**Dataset items:**
===
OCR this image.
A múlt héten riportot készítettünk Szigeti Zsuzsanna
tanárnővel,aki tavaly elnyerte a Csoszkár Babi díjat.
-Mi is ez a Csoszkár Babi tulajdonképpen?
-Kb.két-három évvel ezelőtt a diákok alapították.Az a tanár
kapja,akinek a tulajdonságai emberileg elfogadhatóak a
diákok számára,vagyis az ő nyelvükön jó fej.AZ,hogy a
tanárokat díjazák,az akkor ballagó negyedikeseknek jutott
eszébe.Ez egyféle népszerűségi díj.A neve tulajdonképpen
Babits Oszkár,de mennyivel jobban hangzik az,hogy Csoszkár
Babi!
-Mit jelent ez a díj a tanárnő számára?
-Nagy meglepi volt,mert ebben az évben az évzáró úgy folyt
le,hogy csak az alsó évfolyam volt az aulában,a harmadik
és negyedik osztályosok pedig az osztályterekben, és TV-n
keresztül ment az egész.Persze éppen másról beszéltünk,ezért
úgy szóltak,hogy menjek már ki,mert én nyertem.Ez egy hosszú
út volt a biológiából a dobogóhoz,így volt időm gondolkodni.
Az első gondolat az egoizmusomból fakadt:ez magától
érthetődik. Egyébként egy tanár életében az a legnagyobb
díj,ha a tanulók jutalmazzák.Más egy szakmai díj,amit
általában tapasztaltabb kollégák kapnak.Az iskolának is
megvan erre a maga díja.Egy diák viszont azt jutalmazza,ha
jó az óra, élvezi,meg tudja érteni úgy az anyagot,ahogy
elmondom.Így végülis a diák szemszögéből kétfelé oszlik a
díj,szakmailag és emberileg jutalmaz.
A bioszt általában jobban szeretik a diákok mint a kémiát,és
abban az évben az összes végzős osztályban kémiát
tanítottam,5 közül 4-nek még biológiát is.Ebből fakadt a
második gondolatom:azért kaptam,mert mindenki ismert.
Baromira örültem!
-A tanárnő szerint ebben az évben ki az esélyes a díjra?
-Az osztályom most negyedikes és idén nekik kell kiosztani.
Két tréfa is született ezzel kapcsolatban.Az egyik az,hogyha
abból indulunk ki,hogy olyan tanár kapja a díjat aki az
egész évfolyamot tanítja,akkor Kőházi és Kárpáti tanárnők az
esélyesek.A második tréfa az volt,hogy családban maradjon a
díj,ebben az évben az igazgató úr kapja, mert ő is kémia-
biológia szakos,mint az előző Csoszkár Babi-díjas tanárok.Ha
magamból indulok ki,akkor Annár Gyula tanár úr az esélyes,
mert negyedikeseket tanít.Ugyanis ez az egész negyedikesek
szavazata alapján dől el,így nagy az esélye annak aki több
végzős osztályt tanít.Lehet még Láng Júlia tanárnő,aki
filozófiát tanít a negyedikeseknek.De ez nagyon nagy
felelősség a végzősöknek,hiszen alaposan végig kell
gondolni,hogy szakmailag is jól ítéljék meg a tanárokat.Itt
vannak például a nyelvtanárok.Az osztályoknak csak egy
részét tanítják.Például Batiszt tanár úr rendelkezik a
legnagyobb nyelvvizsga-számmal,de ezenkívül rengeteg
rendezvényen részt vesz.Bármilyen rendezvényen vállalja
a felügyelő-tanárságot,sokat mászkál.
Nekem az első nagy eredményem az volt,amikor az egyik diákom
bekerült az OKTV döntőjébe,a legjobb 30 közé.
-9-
===
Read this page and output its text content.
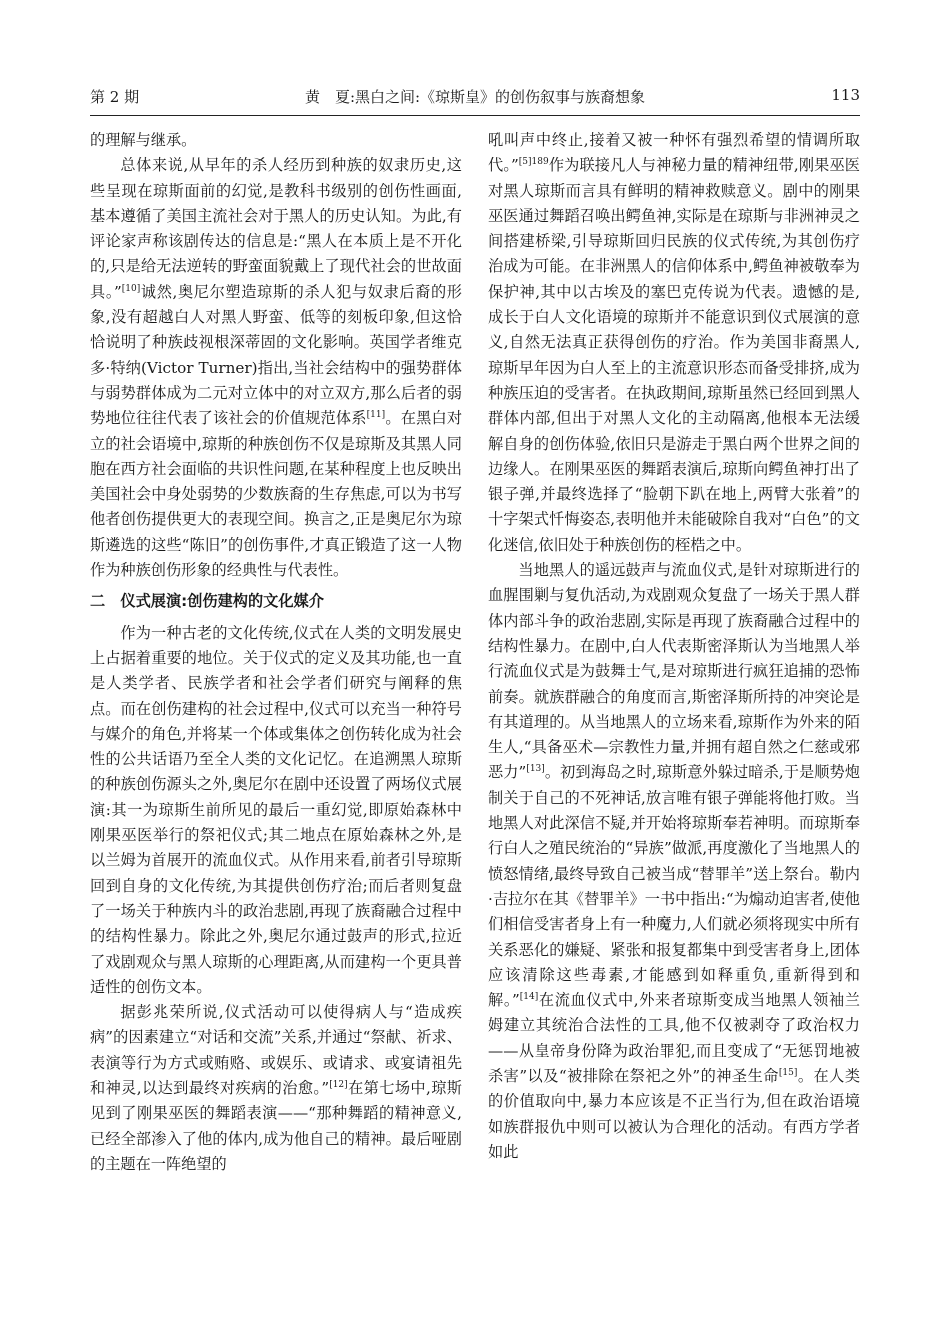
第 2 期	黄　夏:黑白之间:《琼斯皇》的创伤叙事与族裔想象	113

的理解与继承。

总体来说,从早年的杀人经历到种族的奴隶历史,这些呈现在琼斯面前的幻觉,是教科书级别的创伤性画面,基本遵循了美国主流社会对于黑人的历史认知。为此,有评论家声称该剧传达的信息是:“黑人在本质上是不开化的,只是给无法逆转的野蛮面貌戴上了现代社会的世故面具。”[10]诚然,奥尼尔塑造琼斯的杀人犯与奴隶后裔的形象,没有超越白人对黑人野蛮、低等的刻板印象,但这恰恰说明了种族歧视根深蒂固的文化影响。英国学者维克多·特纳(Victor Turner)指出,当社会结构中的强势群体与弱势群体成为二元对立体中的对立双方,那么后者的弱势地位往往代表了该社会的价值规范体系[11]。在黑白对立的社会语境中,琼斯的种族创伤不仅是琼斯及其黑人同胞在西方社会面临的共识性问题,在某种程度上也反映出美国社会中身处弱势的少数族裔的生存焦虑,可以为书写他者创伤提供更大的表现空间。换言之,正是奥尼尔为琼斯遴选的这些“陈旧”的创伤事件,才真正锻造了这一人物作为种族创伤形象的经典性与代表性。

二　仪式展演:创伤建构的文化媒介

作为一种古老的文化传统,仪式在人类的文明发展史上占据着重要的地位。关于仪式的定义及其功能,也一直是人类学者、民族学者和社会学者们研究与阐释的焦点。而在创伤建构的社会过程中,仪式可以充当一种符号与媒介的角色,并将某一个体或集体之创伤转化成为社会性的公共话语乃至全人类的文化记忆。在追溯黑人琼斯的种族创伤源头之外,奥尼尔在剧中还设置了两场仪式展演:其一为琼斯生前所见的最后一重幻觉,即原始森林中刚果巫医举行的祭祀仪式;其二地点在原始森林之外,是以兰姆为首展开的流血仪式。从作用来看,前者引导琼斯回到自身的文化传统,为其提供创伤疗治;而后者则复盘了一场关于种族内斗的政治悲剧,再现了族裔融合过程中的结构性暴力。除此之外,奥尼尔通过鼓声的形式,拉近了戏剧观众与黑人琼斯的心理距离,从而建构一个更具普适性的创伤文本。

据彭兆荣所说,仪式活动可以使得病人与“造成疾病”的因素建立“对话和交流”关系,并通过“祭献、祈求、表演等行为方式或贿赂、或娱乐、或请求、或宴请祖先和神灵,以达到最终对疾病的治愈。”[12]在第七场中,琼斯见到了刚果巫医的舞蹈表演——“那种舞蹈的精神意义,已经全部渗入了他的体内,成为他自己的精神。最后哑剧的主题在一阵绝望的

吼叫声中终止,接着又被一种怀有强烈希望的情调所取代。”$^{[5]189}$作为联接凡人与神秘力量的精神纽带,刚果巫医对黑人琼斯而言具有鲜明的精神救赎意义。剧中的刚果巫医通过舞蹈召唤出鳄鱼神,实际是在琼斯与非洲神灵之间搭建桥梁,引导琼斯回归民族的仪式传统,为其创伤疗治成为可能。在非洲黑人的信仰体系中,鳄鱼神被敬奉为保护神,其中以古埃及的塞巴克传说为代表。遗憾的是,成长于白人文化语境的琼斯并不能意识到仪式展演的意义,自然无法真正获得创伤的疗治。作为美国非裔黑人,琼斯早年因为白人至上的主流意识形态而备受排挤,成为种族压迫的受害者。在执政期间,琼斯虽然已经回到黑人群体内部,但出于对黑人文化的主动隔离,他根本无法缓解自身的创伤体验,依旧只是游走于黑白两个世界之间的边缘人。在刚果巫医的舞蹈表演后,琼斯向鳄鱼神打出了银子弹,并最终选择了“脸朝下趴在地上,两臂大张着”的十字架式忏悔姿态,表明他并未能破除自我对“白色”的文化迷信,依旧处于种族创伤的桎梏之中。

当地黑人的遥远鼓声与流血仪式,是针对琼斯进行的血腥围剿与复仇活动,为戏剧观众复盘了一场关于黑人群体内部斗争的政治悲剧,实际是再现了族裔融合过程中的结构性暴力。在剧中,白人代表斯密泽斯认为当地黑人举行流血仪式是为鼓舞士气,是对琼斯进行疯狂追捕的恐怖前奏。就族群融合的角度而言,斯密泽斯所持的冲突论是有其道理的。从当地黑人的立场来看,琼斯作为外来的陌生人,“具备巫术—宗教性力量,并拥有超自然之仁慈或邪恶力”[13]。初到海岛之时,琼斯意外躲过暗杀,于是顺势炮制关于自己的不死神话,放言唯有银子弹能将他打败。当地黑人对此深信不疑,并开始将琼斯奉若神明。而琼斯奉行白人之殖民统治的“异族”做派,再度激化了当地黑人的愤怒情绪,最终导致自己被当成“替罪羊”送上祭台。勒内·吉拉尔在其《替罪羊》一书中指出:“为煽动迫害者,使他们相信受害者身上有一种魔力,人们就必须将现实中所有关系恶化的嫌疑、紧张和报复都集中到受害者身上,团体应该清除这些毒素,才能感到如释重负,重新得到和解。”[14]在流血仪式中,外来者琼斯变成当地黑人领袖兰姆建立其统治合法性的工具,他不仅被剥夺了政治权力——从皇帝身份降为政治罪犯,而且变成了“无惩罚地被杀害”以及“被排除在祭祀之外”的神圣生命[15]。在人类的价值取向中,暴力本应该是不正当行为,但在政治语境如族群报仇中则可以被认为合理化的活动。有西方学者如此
===
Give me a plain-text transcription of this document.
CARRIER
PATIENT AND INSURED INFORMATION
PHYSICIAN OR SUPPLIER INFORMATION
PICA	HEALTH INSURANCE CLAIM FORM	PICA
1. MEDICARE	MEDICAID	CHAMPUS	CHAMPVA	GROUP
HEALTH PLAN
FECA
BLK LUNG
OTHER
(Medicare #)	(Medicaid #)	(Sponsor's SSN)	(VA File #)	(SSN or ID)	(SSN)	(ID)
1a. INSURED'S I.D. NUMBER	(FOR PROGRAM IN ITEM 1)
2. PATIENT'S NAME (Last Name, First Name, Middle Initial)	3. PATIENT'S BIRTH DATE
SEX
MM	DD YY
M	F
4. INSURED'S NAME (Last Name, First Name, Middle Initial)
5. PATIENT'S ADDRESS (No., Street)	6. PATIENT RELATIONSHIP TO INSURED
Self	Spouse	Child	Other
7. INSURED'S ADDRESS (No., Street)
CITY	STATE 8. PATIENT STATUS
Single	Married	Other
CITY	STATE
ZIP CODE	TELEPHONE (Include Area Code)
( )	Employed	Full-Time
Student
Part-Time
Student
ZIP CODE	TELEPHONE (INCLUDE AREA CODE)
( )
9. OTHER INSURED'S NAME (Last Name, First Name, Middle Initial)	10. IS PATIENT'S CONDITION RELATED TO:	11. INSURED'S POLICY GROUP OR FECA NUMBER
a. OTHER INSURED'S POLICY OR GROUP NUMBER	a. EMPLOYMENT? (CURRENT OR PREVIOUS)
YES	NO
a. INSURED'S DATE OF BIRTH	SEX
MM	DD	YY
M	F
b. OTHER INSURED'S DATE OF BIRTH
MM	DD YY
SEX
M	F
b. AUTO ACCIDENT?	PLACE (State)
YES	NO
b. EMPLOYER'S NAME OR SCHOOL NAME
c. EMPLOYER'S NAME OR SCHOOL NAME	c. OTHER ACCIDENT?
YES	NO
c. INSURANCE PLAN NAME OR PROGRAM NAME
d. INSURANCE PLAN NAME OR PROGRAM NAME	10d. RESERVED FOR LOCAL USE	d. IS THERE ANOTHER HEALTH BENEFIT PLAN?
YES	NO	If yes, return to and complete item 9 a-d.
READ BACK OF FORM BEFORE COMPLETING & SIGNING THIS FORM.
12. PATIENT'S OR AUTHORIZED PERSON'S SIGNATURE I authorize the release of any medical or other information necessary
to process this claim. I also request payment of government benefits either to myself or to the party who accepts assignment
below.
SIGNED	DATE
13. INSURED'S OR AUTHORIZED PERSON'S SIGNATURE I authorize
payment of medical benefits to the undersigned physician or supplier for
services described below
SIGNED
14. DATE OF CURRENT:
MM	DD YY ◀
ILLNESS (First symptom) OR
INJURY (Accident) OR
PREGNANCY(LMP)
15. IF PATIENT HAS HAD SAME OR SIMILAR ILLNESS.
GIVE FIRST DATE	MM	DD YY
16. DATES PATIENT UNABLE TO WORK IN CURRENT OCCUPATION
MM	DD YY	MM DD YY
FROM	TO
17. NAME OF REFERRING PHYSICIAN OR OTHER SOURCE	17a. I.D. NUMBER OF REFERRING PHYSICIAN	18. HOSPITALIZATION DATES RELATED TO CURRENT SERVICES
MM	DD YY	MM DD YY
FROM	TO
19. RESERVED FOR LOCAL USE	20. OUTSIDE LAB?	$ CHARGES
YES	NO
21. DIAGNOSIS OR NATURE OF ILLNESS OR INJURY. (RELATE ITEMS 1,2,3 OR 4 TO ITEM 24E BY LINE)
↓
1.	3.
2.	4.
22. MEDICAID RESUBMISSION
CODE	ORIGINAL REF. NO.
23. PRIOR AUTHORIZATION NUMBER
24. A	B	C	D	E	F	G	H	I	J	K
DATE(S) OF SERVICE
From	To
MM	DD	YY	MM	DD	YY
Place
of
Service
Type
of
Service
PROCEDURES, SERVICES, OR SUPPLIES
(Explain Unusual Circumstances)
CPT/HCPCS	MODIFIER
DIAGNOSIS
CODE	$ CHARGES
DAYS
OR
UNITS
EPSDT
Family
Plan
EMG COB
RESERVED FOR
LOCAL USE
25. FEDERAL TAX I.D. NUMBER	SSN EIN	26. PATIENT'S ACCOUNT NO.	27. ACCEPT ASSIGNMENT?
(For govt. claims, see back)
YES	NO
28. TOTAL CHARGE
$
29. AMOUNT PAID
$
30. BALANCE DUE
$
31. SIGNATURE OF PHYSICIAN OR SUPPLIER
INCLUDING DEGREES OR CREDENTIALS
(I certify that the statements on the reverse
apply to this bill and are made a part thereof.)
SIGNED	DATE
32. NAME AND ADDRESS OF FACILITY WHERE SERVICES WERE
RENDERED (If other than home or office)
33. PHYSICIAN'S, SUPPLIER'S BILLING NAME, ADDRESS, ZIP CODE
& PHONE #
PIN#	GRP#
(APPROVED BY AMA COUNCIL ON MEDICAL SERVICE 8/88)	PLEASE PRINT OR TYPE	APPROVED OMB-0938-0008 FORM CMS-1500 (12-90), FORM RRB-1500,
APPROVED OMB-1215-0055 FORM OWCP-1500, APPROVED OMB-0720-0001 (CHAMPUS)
===
**Exercise details:**
Using the material above, gather every line that includes "HEALTH".

**Solution to the problem:**
PICA	HEALTH INSURANCE CLAIM FORM	PICA
HEALTH PLAN
d. INSURANCE PLAN NAME OR PROGRAM NAME	10d. RESERVED FOR LOCAL USE	d. IS THERE ANOTHER HEALTH BENEFIT PLAN?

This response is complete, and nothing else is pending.